Request: Identify and pull out each line of the entries in which "object" occurs.

>> Begin Extracted entries

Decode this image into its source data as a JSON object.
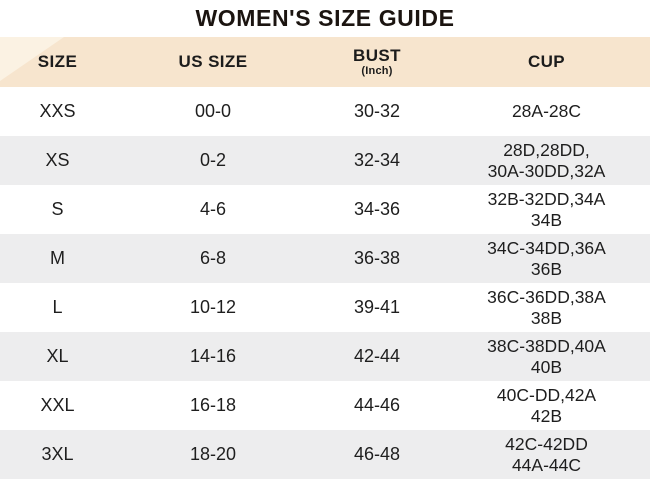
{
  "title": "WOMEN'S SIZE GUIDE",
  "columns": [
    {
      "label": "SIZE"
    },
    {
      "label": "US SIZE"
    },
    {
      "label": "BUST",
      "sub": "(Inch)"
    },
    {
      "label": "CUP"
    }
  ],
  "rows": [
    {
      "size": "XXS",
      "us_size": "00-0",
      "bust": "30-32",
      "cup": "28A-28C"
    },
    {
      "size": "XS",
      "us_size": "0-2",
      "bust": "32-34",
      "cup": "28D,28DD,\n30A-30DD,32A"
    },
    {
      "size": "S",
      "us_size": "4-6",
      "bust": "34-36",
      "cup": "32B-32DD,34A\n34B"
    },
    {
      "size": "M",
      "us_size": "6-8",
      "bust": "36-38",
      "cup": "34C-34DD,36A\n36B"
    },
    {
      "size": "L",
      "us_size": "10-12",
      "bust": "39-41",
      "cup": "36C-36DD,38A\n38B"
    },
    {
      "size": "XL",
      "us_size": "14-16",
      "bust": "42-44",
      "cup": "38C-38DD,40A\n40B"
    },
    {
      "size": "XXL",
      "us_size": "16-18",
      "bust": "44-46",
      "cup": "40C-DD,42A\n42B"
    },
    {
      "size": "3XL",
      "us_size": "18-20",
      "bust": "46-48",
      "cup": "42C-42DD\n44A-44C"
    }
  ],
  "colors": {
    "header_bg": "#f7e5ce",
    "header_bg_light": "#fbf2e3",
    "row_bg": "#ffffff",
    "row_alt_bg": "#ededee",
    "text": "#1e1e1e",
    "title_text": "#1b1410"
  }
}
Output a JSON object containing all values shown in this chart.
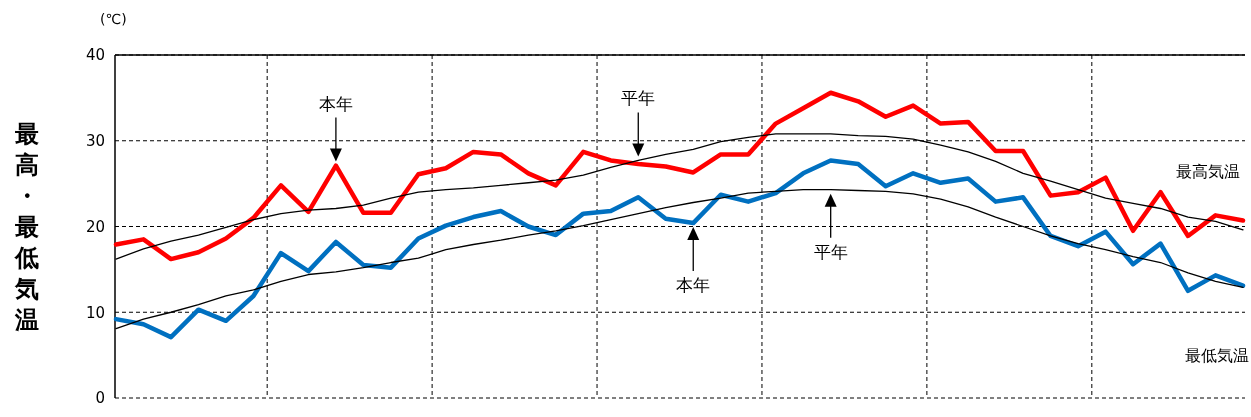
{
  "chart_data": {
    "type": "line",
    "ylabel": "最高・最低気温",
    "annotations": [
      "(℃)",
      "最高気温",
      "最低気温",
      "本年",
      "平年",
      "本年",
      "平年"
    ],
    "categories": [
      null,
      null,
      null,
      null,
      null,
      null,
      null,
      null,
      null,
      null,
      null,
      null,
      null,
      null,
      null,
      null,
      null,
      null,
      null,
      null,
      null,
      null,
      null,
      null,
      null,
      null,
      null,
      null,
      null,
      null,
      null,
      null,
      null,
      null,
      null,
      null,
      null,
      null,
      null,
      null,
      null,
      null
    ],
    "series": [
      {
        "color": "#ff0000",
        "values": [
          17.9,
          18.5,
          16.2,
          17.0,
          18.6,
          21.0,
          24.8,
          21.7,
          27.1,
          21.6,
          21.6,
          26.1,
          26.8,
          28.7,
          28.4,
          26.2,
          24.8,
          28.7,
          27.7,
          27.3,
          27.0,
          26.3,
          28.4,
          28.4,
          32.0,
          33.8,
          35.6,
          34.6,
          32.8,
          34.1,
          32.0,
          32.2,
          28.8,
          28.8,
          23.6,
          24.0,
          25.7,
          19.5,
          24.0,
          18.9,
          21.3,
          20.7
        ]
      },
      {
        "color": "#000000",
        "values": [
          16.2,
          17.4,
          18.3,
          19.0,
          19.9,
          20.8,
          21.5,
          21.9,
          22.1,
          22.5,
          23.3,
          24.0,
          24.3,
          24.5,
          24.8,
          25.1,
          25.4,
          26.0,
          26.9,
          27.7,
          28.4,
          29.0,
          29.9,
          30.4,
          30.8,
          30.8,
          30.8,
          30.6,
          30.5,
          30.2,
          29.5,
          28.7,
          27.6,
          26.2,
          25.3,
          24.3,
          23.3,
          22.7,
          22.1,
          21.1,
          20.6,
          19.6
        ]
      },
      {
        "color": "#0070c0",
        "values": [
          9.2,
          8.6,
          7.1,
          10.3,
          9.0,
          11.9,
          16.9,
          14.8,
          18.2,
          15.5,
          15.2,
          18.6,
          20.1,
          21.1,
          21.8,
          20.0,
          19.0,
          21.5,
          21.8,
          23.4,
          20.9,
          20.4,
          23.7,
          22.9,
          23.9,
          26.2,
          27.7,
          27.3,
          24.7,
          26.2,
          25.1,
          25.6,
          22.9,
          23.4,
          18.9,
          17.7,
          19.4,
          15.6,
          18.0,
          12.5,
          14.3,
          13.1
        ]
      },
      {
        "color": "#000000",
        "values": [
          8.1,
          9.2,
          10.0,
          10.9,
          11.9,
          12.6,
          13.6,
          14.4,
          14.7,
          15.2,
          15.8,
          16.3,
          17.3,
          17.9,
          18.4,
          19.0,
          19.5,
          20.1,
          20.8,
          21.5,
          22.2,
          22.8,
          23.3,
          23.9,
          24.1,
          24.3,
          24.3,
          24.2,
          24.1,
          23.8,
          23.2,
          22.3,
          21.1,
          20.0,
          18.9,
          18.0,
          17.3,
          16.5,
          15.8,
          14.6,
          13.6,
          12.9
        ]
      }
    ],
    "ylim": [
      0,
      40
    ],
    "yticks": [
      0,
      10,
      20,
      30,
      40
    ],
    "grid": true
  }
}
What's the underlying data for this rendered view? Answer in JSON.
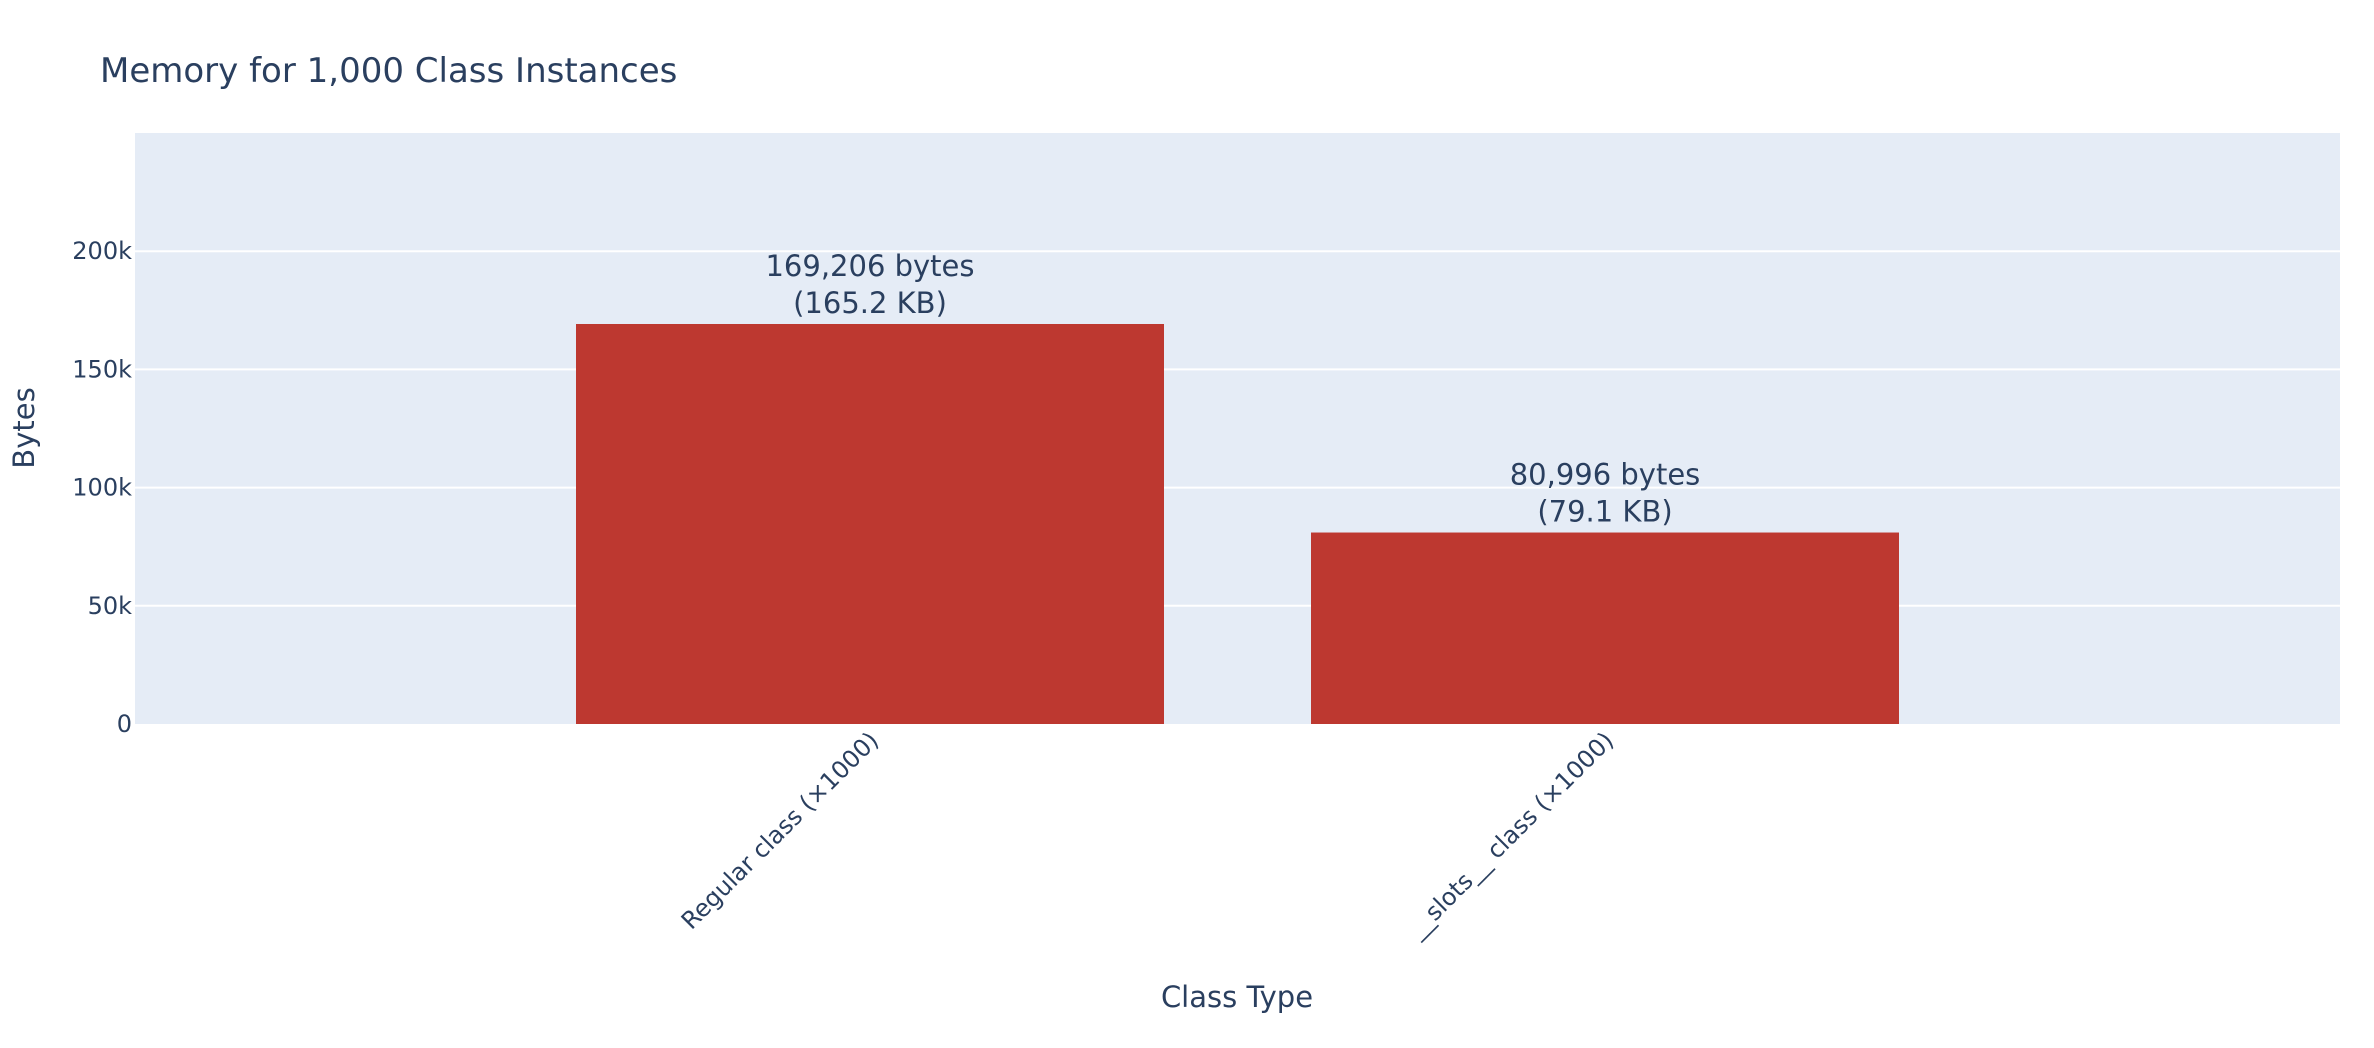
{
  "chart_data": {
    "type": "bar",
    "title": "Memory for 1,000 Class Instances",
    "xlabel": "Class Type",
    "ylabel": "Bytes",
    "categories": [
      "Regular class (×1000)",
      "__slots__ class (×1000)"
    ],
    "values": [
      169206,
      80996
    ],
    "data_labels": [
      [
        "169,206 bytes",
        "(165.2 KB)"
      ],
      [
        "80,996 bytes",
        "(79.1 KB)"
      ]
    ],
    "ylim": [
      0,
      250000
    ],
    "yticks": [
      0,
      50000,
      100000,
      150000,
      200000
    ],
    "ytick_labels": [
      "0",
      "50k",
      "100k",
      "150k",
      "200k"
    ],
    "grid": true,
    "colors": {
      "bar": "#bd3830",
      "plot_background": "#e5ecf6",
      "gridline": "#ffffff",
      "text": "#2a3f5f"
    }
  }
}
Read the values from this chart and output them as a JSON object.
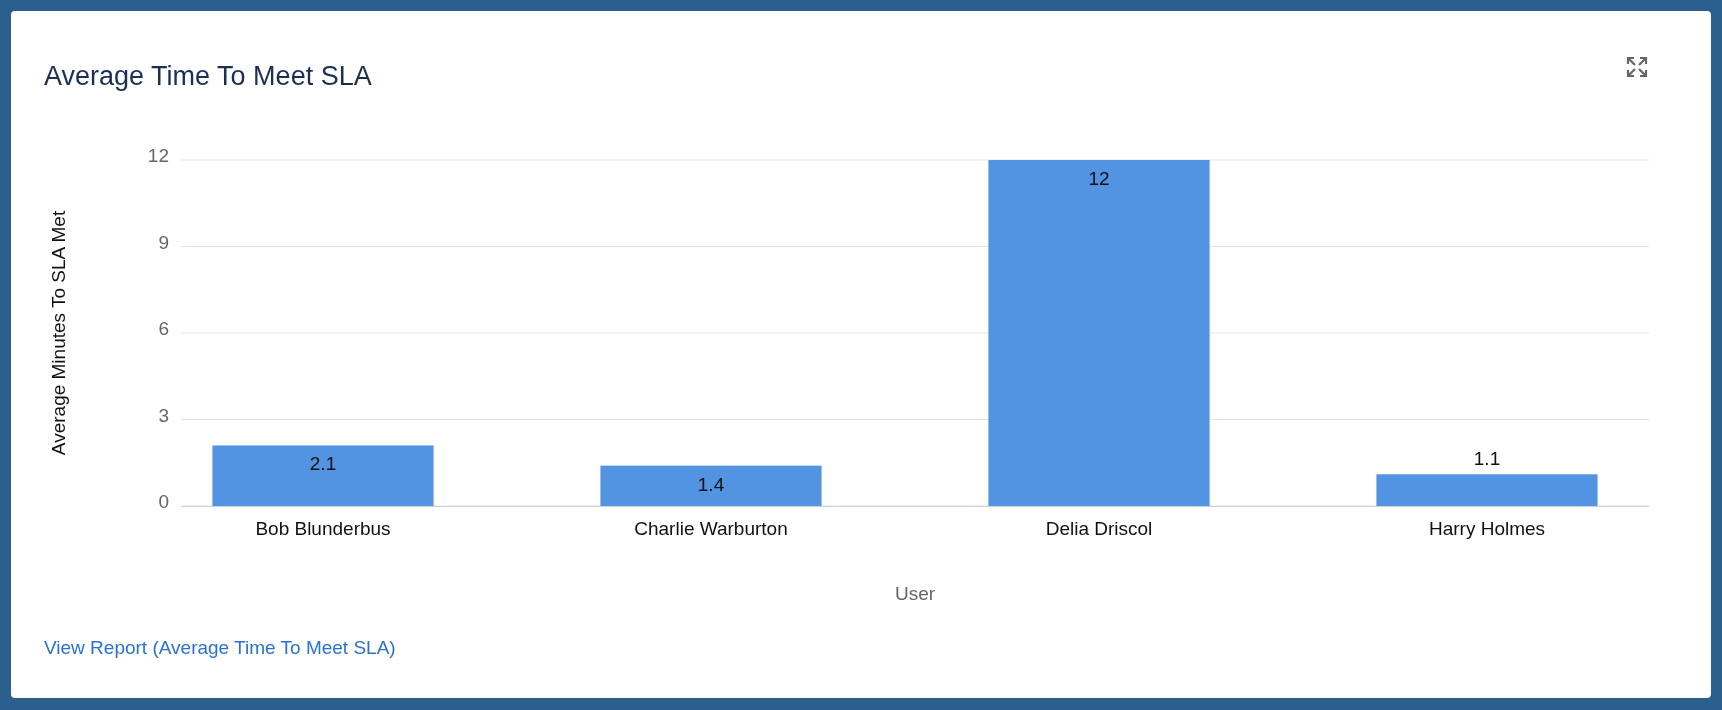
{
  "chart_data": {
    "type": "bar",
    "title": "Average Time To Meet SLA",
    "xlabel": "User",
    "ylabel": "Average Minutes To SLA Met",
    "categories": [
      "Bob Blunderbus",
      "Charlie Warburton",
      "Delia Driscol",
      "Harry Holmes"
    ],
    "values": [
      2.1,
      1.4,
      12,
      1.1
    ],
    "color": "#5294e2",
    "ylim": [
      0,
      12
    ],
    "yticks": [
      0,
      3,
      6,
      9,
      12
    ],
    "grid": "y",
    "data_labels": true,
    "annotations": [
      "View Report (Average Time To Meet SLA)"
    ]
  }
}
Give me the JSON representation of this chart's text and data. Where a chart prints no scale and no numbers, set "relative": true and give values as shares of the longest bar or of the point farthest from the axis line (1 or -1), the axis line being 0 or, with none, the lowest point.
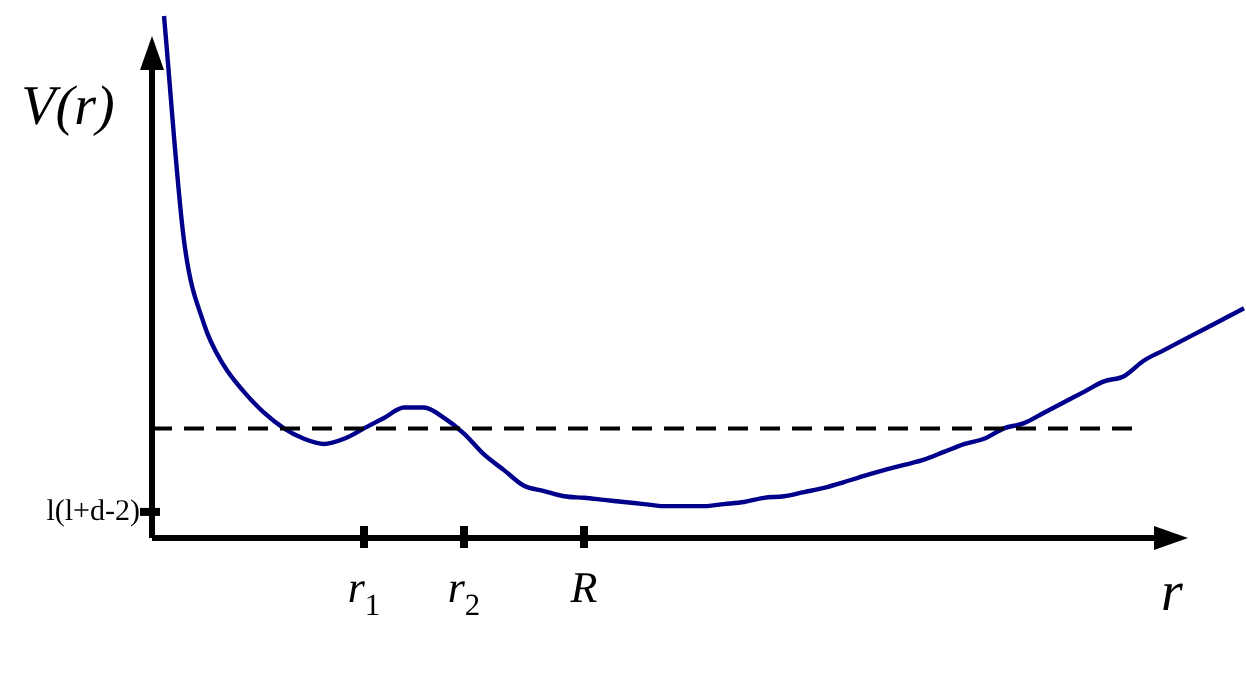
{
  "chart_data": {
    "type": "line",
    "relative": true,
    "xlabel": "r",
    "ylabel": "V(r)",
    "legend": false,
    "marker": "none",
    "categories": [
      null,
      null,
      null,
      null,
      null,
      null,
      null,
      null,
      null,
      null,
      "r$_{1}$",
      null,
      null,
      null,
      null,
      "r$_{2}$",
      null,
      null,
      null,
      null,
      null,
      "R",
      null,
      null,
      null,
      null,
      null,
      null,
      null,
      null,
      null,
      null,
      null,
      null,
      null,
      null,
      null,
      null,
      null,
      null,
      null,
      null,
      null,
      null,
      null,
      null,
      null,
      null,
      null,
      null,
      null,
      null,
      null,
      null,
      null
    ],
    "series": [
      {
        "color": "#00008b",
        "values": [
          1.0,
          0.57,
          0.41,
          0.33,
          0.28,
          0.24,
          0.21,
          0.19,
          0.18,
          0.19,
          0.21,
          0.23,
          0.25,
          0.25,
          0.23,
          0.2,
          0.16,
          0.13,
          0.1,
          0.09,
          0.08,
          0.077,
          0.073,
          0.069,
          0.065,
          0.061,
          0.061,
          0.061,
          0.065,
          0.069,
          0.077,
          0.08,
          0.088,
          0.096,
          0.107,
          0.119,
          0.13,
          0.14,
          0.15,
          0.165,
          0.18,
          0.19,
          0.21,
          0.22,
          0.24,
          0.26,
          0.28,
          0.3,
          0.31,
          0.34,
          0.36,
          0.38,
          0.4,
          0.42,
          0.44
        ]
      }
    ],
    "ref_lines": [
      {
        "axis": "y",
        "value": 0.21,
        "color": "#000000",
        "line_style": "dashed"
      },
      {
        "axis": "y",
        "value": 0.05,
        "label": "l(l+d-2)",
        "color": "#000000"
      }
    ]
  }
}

>> End Extracted entries

Output below:
Decode this image into its source data as a JSON object.
Output a JSON object containing all values shown in this chart.
Read the values from this chart and output them as a JSON object.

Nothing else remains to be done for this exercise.